BEGIN SUPPLIED DATA

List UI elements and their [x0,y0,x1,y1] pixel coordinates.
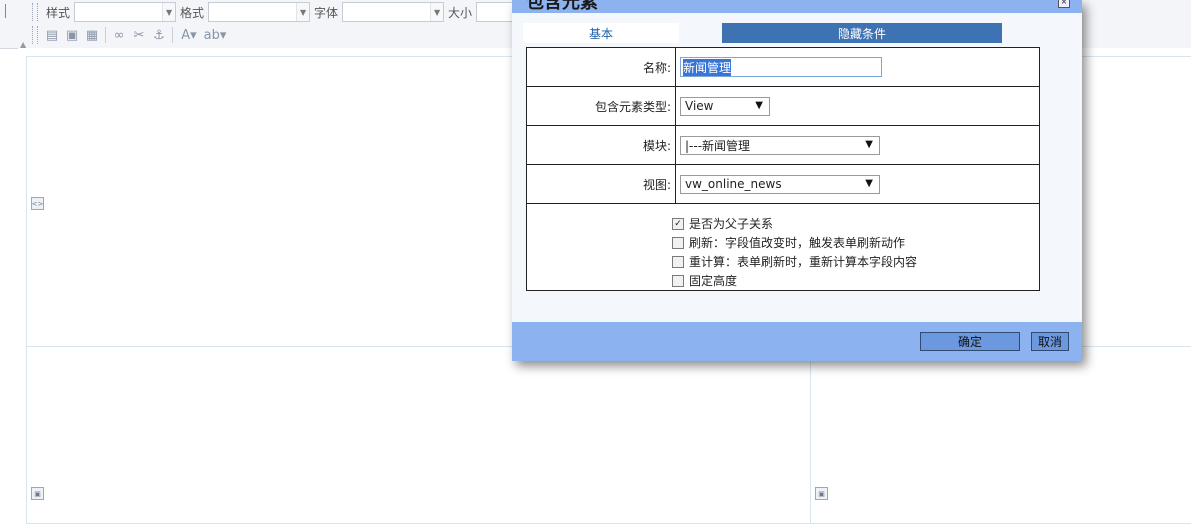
name-cell: 新闻管理 [675,47,1040,87]
font-combo[interactable]: ▼ [342,2,445,22]
view-label: 视图: [526,164,676,204]
checkbox-icon[interactable] [672,236,684,249]
type-select-value: View [685,99,714,113]
chevron-down-icon[interactable]: ▼ [162,3,176,21]
checkbox-label: 重计算：表单刷新时，重新计算本字段内容 [689,255,918,269]
bg-color-icon[interactable]: ab▾ [202,26,228,44]
include-element-dialog: 包含元素 × 基本 隐藏条件 名称: 新闻管理 包含元素类型: View ▼ 模… [512,0,1082,361]
checkbox-label: 固定高度 [689,274,738,288]
format-combo[interactable]: ▼ [208,2,311,22]
dialog-footer: 确定 取消 [512,322,1082,361]
view-row: 视图: vw_online_news ▼ [526,164,1040,204]
name-input-value: 新闻管理 [683,58,732,76]
caret-up-icon: ▲ [20,40,27,49]
type-cell: View ▼ [675,86,1040,126]
image-icon[interactable]: ▣ [815,487,828,500]
style-combo-value [75,3,162,21]
checkbox-parent-child[interactable]: ✓ 是否为父子关系 [672,214,1039,233]
chevron-down-icon[interactable]: ▼ [296,3,310,21]
checkbox-refresh[interactable]: 刷新：字段值改变时，触发表单刷新动作 [672,233,1039,252]
chevron-down-icon[interactable]: ▼ [430,3,444,21]
style-combo[interactable]: ▼ [74,2,177,22]
tab-basic[interactable]: 基本 [523,23,679,43]
module-row: 模块: |---新闻管理 ▼ [526,125,1040,165]
anchor-icon[interactable]: ⚓ [149,26,169,44]
dropdown-arrow-icon: ▼ [865,138,873,150]
dropdown-arrow-icon: ▼ [755,99,763,111]
checkbox-label: 刷新：字段值改变时，触发表单刷新动作 [689,236,906,250]
text-color-icon[interactable]: A▾ [176,26,202,44]
format-label: 格式 [180,5,205,20]
type-select[interactable]: View ▼ [680,96,770,116]
style-label: 样式 [46,5,71,20]
ok-button[interactable]: 确定 [920,332,1020,351]
options-row: ✓ 是否为父子关系 刷新：字段值改变时，触发表单刷新动作 重计算：表单刷新时，重… [526,203,1040,291]
toolbar-divider [105,27,106,43]
type-label: 包含元素类型: [526,86,676,126]
dialog-title: 包含元素 [526,0,598,13]
size-label: 大小 [448,5,473,20]
include-pane-bottom-right[interactable]: ▣ [810,346,1191,524]
include-pane-bottom-left[interactable]: ▣ [26,346,811,524]
name-label: 名称: [526,47,676,87]
type-row: 包含元素类型: View ▼ [526,86,1040,126]
cancel-button[interactable]: 取消 [1031,332,1069,351]
close-icon[interactable]: × [1058,0,1070,8]
checkbox-checked-icon[interactable]: ✓ [672,217,684,230]
view-select[interactable]: vw_online_news ▼ [680,174,880,194]
options-cell: ✓ 是否为父子关系 刷新：字段值改变时，触发表单刷新动作 重计算：表单刷新时，重… [526,203,1040,291]
format-combo-value [209,3,296,21]
font-combo-value [343,3,430,21]
image-icon[interactable]: ▣ [31,487,44,500]
tab-hidden-condition[interactable]: 隐藏条件 [722,23,1002,43]
checkbox-list: ✓ 是否为父子关系 刷新：字段值改变时，触发表单刷新动作 重计算：表单刷新时，重… [672,214,1039,290]
module-cell: |---新闻管理 ▼ [675,125,1040,165]
toolbar-row-tools: ▤ ▣ ▦ ∞ ✂ ⚓ A▾ ab▾ [32,24,228,46]
link-icon[interactable]: ∞ [109,26,129,44]
checkbox-icon[interactable] [672,255,684,268]
module-select[interactable]: |---新闻管理 ▼ [680,135,880,155]
toolbar-grip[interactable] [32,26,38,44]
checkbox-recalculate[interactable]: 重计算：表单刷新时，重新计算本字段内容 [672,252,1039,271]
name-input[interactable]: 新闻管理 [680,57,882,77]
toolbar-edge [5,4,8,18]
dialog-body: 基本 隐藏条件 名称: 新闻管理 包含元素类型: View ▼ 模块: |---… [512,13,1082,322]
font-label: 字体 [314,5,339,20]
name-row: 名称: 新闻管理 [526,47,1040,87]
source-icon[interactable]: ▣ [62,26,82,44]
dialog-form: 名称: 新闻管理 包含元素类型: View ▼ 模块: |---新闻管理 ▼ 视… [526,47,1040,291]
module-select-value: |---新闻管理 [685,138,751,153]
toolbar-row-format: 样式 ▼ 格式 ▼ 字体 ▼ 大小 [32,1,519,23]
dropdown-arrow-icon: ▼ [865,177,873,189]
checkbox-icon[interactable] [672,274,684,287]
preview-icon[interactable]: ▦ [82,26,102,44]
code-icon[interactable]: <> [31,197,44,210]
checkbox-fixed-height[interactable]: 固定高度 [672,271,1039,290]
checkbox-label: 是否为父子关系 [689,217,774,231]
view-select-value: vw_online_news [685,177,782,191]
toolbar-grip[interactable] [32,3,38,21]
view-cell: vw_online_news ▼ [675,164,1040,204]
unlink-icon[interactable]: ✂ [129,26,149,44]
template-icon[interactable]: ▤ [42,26,62,44]
module-label: 模块: [526,125,676,165]
toolbar-divider [172,27,173,43]
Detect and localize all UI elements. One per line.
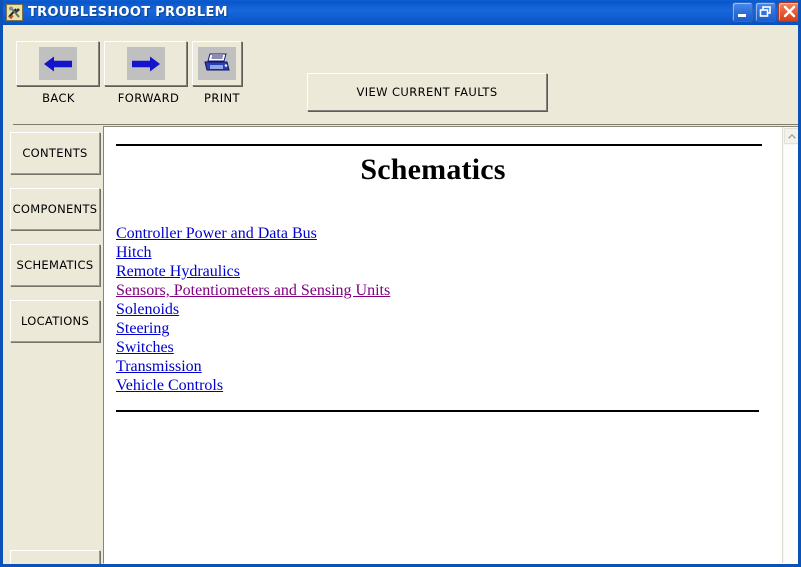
list-item[interactable]: Remote Hydraulics [116,262,240,281]
close-button[interactable] [778,2,798,22]
print-button-label: PRINT [204,91,240,105]
nav-button-group [16,41,242,86]
schematics-link-list: Controller Power and Data Bus Hitch Remo… [116,224,736,395]
page-title: Schematics [360,153,506,186]
list-item[interactable]: Transmission [116,357,202,376]
sidebar: CONTENTS COMPONENTS SCHEMATICS LOCATIONS [6,126,103,564]
list-item[interactable]: Solenoids [116,300,179,319]
bottom-divider [116,410,759,412]
window-controls [732,2,798,22]
document-view: Schematics Controller Power and Data Bus… [104,127,782,563]
top-divider [116,144,762,146]
forward-button[interactable] [104,41,187,86]
restore-button[interactable] [755,2,776,22]
title-bar: TROUBLESHOOT PROBLEM [3,0,798,25]
application-window: TROUBLESHOOT PROBLEM BACK FORWARD PRINT … [0,0,801,567]
list-item[interactable]: Sensors, Potentiometers and Sensing Unit… [116,281,390,300]
toolbar-divider [13,124,798,125]
list-item[interactable]: Controller Power and Data Bus [116,224,317,243]
content-panel: Schematics Controller Power and Data Bus… [103,126,798,564]
list-item[interactable]: Hitch [116,243,152,262]
vertical-scrollbar[interactable] [782,127,798,563]
chevron-up-icon[interactable] [784,128,798,144]
back-button-label: BACK [42,91,75,105]
printer-icon [198,47,236,80]
list-item[interactable]: Steering [116,319,169,338]
list-item[interactable]: Vehicle Controls [116,376,223,395]
arrow-right-icon [126,47,165,80]
tools-icon [6,4,23,21]
view-current-faults-button[interactable]: VIEW CURRENT FAULTS [307,73,547,111]
arrow-left-icon [38,47,77,80]
toolbar: BACK FORWARD PRINT VIEW CURRENT FAULTS [6,25,798,126]
sidebar-item-locations[interactable]: LOCATIONS [10,300,100,342]
minimize-button[interactable] [732,2,753,22]
sidebar-item-schematics[interactable]: SCHEMATICS [10,244,100,286]
sidebar-item-components[interactable]: COMPONENTS [10,188,100,230]
scrollbar-track[interactable] [784,145,798,563]
print-button[interactable] [192,41,242,86]
forward-button-label: FORWARD [117,91,180,105]
nav-button-labels: BACK FORWARD PRINT [16,91,248,105]
list-item[interactable]: Switches [116,338,174,357]
sidebar-item-contents[interactable]: CONTENTS [10,132,100,174]
window-title: TROUBLESHOOT PROBLEM [28,5,228,20]
sidebar-item-partial[interactable] [10,550,100,564]
back-button[interactable] [16,41,99,86]
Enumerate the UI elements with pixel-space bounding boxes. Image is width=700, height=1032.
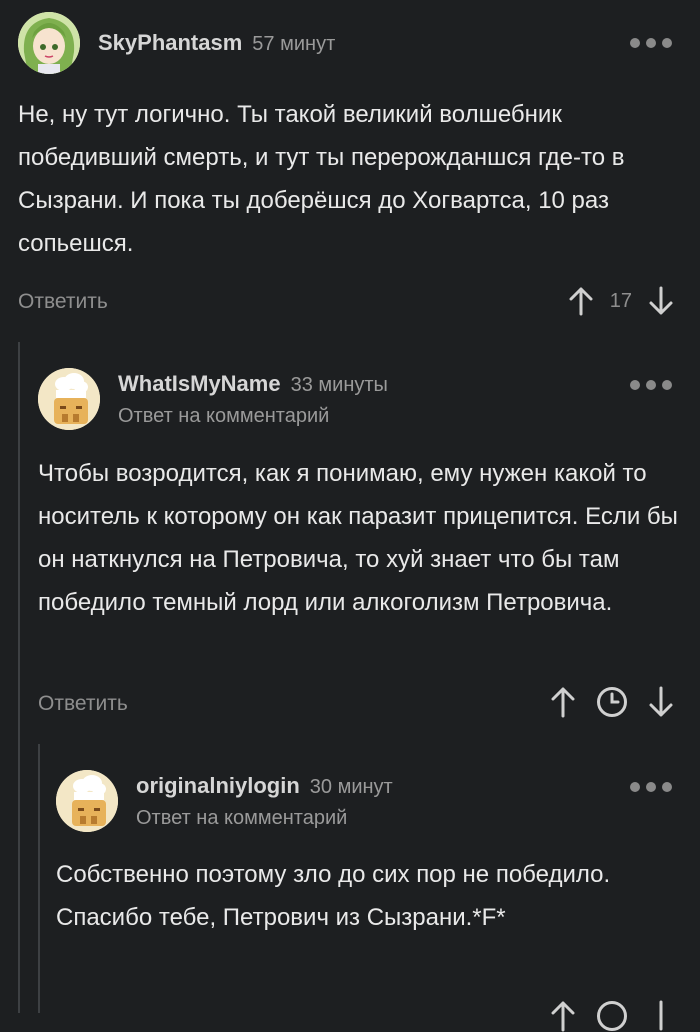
comment-header: originalniylogin 30 минут Ответ на коммен… [56, 770, 393, 832]
comment-header: SkyPhantasm 57 минут [18, 12, 335, 74]
more-options-icon[interactable] [630, 782, 672, 792]
anime-avatar-icon [18, 12, 80, 74]
comment-text: Собственно поэтому зло до сих пор не поб… [56, 861, 611, 931]
downvote-arrow-icon[interactable] [648, 686, 674, 718]
clock-icon[interactable] [596, 686, 628, 718]
upvote-arrow-icon[interactable] [550, 1000, 576, 1032]
chef-avatar-icon [38, 368, 100, 430]
rating-count: 17 [609, 289, 632, 312]
avatar[interactable] [56, 770, 118, 832]
more-options-icon[interactable] [630, 380, 672, 390]
chef-avatar-icon [56, 770, 118, 832]
avatar[interactable] [18, 12, 80, 74]
comment-time: 30 минут [309, 775, 393, 798]
more-options-icon[interactable] [630, 38, 672, 48]
reply-button[interactable]: Ответить [38, 692, 128, 716]
comment-text: Не, ну тут логично. Ты такой великий вол… [18, 101, 625, 257]
comment-time: 57 минут [252, 33, 336, 55]
thread-line[interactable] [38, 744, 40, 1013]
comment-text: Чтобы возродится, как я понимаю, ему нуж… [38, 460, 678, 616]
author-name[interactable]: originalniylogin [136, 773, 300, 798]
thread-line[interactable] [18, 342, 20, 1013]
comment-actions [550, 686, 674, 718]
comment-header: WhatIsMyName 33 минуты Ответ на комментар… [38, 368, 388, 430]
reply-to-link[interactable]: Ответ на комментарий [118, 405, 388, 428]
upvote-arrow-icon[interactable] [568, 286, 594, 316]
author-name[interactable]: SkyPhantasm [98, 30, 242, 55]
downvote-arrow-icon[interactable] [648, 1000, 674, 1032]
upvote-arrow-icon[interactable] [550, 686, 576, 718]
reply-button[interactable]: Ответить [18, 290, 108, 314]
avatar[interactable] [38, 368, 100, 430]
comment-time: 33 минуты [290, 373, 388, 396]
clock-icon[interactable] [596, 1000, 628, 1032]
author-name[interactable]: WhatIsMyName [118, 371, 281, 396]
reply-to-link[interactable]: Ответ на комментарий [136, 807, 393, 830]
comment-actions: 17 [568, 286, 674, 316]
comment-actions [550, 1000, 674, 1032]
downvote-arrow-icon[interactable] [648, 286, 674, 316]
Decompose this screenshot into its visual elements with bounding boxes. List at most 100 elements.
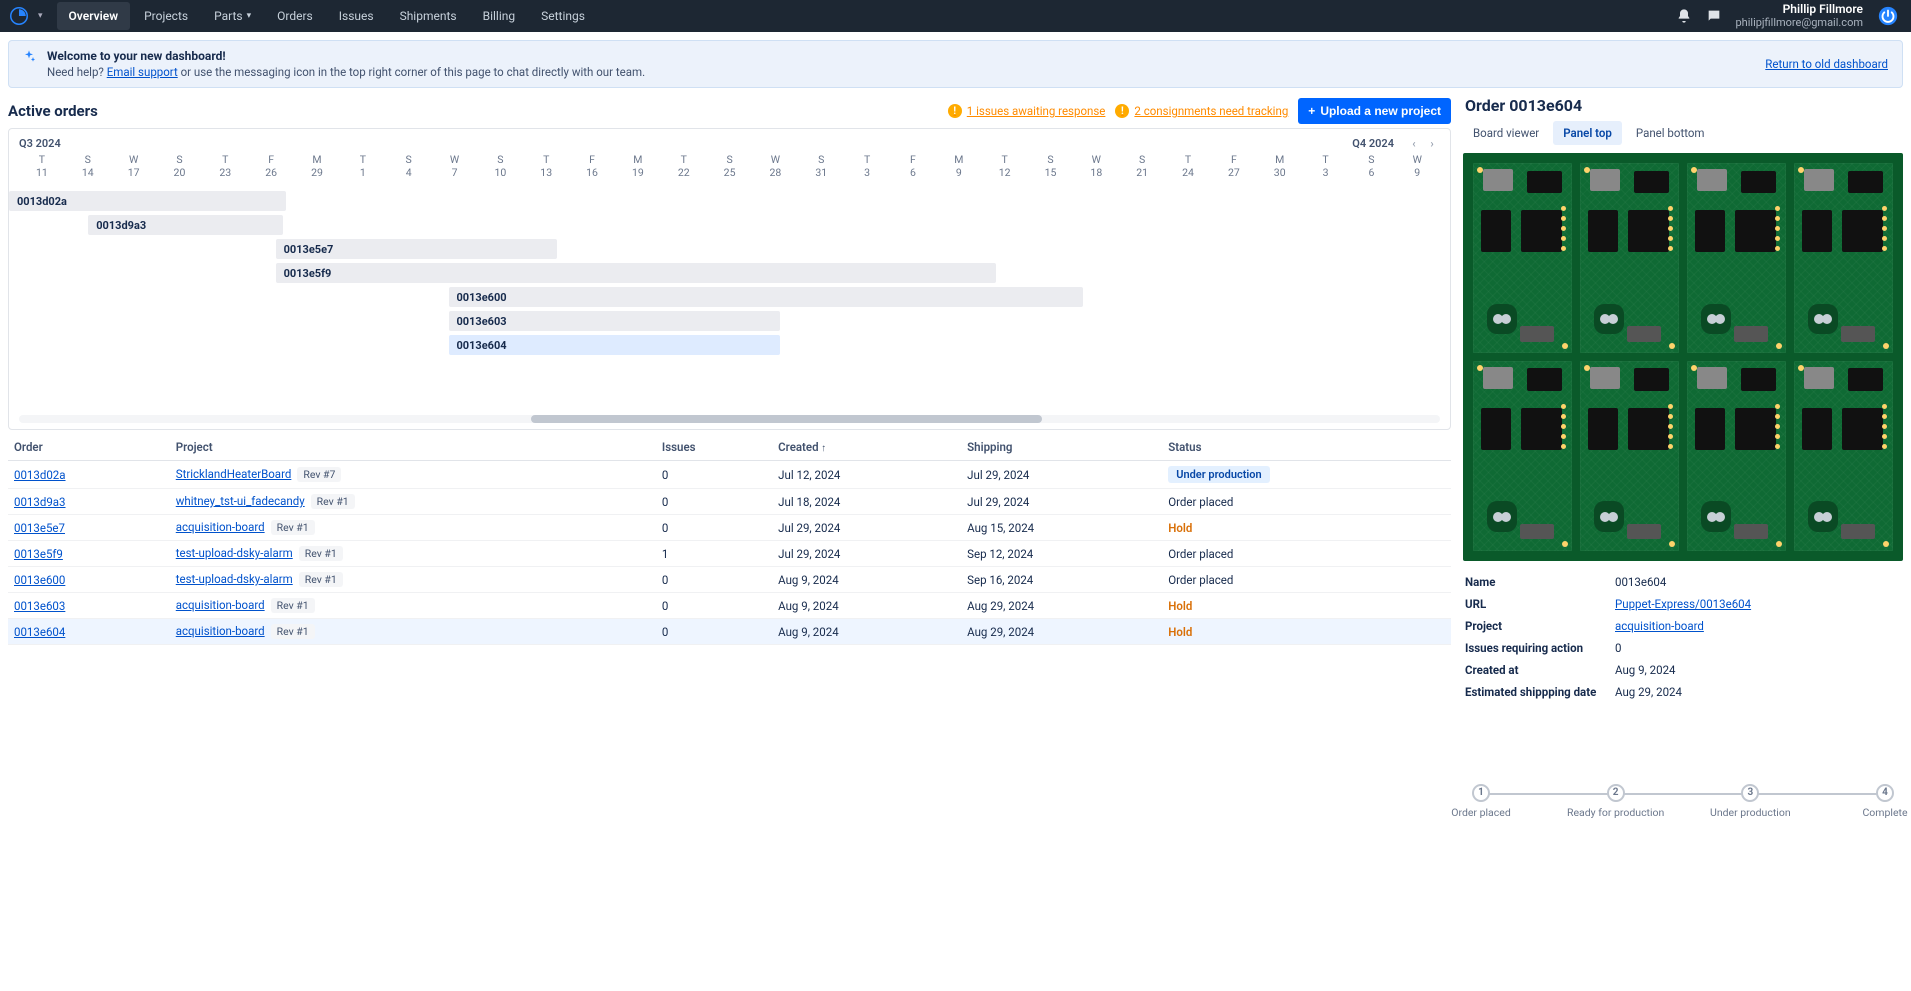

END SUPPLIED DATA

#### [GOAL]
Copy the records line by line, starting with the line that contains "name-cell: 新闻管理 [675,47,1040,87]" and going on through the line that contains "checkbox-label: 重计算：表单刷新时，重新计算本字段内容 [689,255,918,269]".

#### [EXPECTED ANSWER]
name-cell: 新闻管理 [675,47,1040,87]
font-combo[interactable]: ▼ [342,2,445,22]
view-label: 视图: [526,164,676,204]
checkbox-icon[interactable] [672,236,684,249]
type-select-value: View [685,99,714,113]
chevron-down-icon[interactable]: ▼ [162,3,176,21]
checkbox-label: 重计算：表单刷新时，重新计算本字段内容 [689,255,918,269]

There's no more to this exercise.